Exactly repeat the material, dropping every picture from the copy.

(Collected data entries)

************

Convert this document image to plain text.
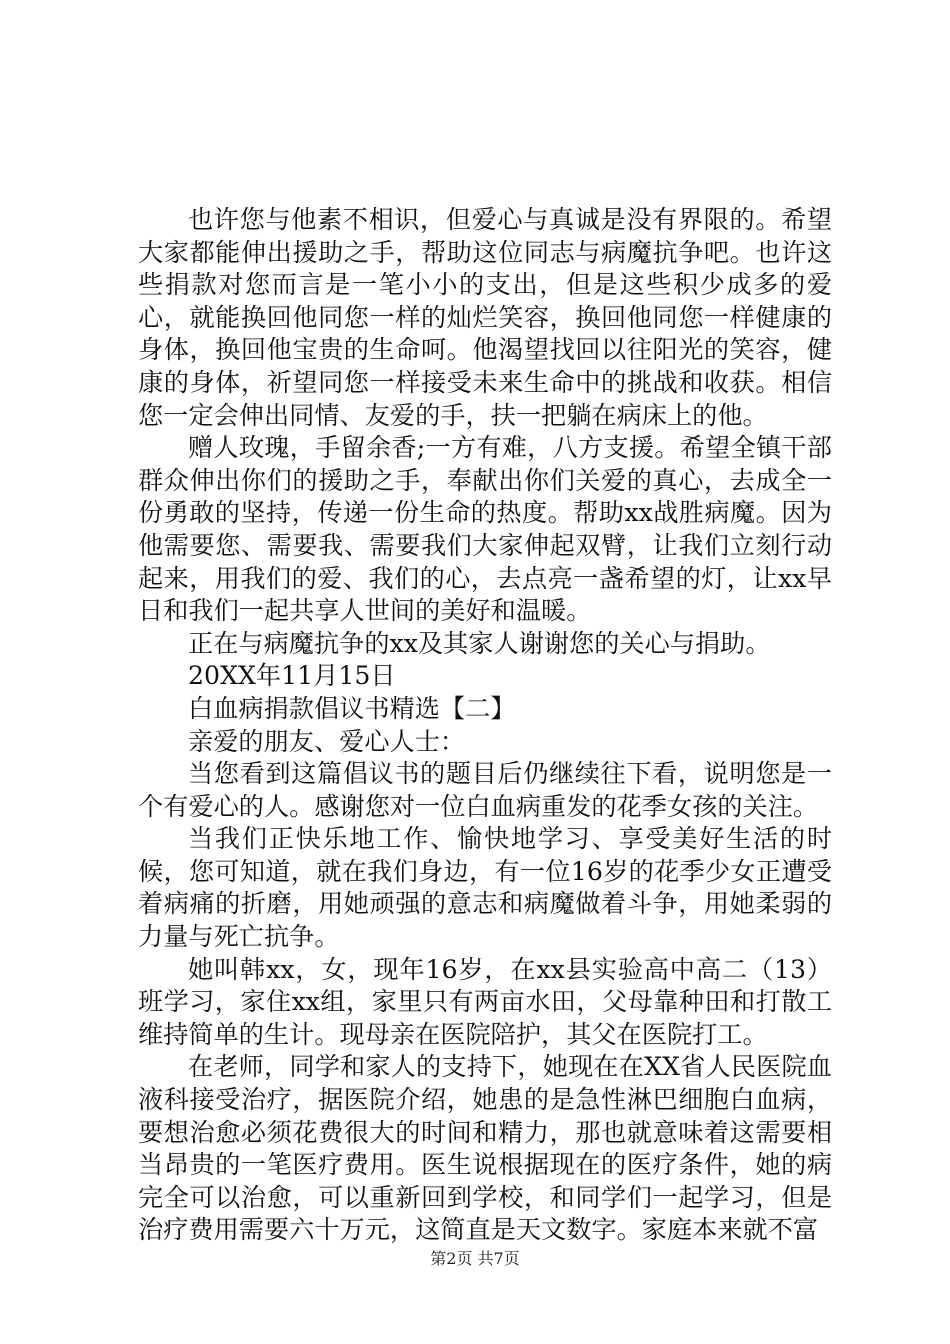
也许您与他素不相识，但爱心与真诚是没有界限的。希望大家都能伸出援助之手，帮助这位同志与病魔抗争吧。也许这些捐款对您而言是一笔小小的支出，但是这些积少成多的爱心，就能换回他同您一样的灿烂笑容，换回他同您一样健康的身体，换回他宝贵的生命呵。他渴望找回以往阳光的笑容，健康的身体，祈望同您一样接受未来生命中的挑战和收获。相信您一定会伸出同情、友爱的手，扶一把躺在病床上的他。

赠人玫瑰，手留余香;一方有难，八方支援。希望全镇干部群众伸出你们的援助之手，奉献出你们关爱的真心，去成全一份勇敢的坚持，传递一份生命的热度。帮助xx战胜病魔。因为他需要您、需要我、需要我们大家伸起双臂，让我们立刻行动起来，用我们的爱、我们的心，去点亮一盏希望的灯，让xx早日和我们一起共享人世间的美好和温暖。

正在与病魔抗争的xx及其家人谢谢您的关心与捐助。

20XX年11月15日

白血病捐款倡议书精选【二】

亲爱的朋友、爱心人士：

当您看到这篇倡议书的题目后仍继续往下看，说明您是一个有爱心的人。感谢您对一位白血病重发的花季女孩的关注。

当我们正快乐地工作、愉快地学习、享受美好生活的时候，您可知道，就在我们身边，有一位16岁的花季少女正遭受着病痛的折磨，用她顽强的意志和病魔做着斗争，用她柔弱的力量与死亡抗争。

她叫韩xx，女，现年16岁，在xx县实验高中高二（13）班学习，家住xx组，家里只有两亩水田，父母靠种田和打散工维持简单的生计。现母亲在医院陪护，其父在医院打工。

在老师，同学和家人的支持下，她现在在XX省人民医院血液科接受治疗，据医院介绍，她患的是急性淋巴细胞白血病，要想治愈必须花费很大的时间和精力，那也就意味着这需要相当昂贵的一笔医疗费用。医生说根据现在的医疗条件，她的病完全可以治愈，可以重新回到学校，和同学们一起学习，但是治疗费用需要六十万元，这简直是天文数字。家庭本来就不富

第2页 共7页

************

— Reply —
Convert this document image to plain text.
也许您与他素不相识，但爱心与真诚是没有界限的。希望大家都能伸出援助之手，帮助这位同志与病魔抗争吧。也许这些捐款对您而言是一笔小小的支出，但是这些积少成多的爱心，就能换回他同您一样的灿烂笑容，换回他同您一样健康的身体，换回他宝贵的生命呵。他渴望找回以往阳光的笑容，健康的身体，祈望同您一样接受未来生命中的挑战和收获。相信您一定会伸出同情、友爱的手，扶一把躺在病床上的他。

赠人玫瑰，手留余香;一方有难，八方支援。希望全镇干部群众伸出你们的援助之手，奉献出你们关爱的真心，去成全一份勇敢的坚持，传递一份生命的热度。帮助xx战胜病魔。因为他需要您、需要我、需要我们大家伸起双臂，让我们立刻行动起来，用我们的爱、我们的心，去点亮一盏希望的灯，让xx早日和我们一起共享人世间的美好和温暖。

正在与病魔抗争的xx及其家人谢谢您的关心与捐助。

20XX年11月15日

白血病捐款倡议书精选【二】

亲爱的朋友、爱心人士：

当您看到这篇倡议书的题目后仍继续往下看，说明您是一个有爱心的人。感谢您对一位白血病重发的花季女孩的关注。

当我们正快乐地工作、愉快地学习、享受美好生活的时候，您可知道，就在我们身边，有一位16岁的花季少女正遭受着病痛的折磨，用她顽强的意志和病魔做着斗争，用她柔弱的力量与死亡抗争。

她叫韩xx，女，现年16岁，在xx县实验高中高二（13）班学习，家住xx组，家里只有两亩水田，父母靠种田和打散工维持简单的生计。现母亲在医院陪护，其父在医院打工。

在老师，同学和家人的支持下，她现在在XX省人民医院血液科接受治疗，据医院介绍，她患的是急性淋巴细胞白血病，要想治愈必须花费很大的时间和精力，那也就意味着这需要相当昂贵的一笔医疗费用。医生说根据现在的医疗条件，她的病完全可以治愈，可以重新回到学校，和同学们一起学习，但是治疗费用需要六十万元，这简直是天文数字。家庭本来就不富

第2页 共7页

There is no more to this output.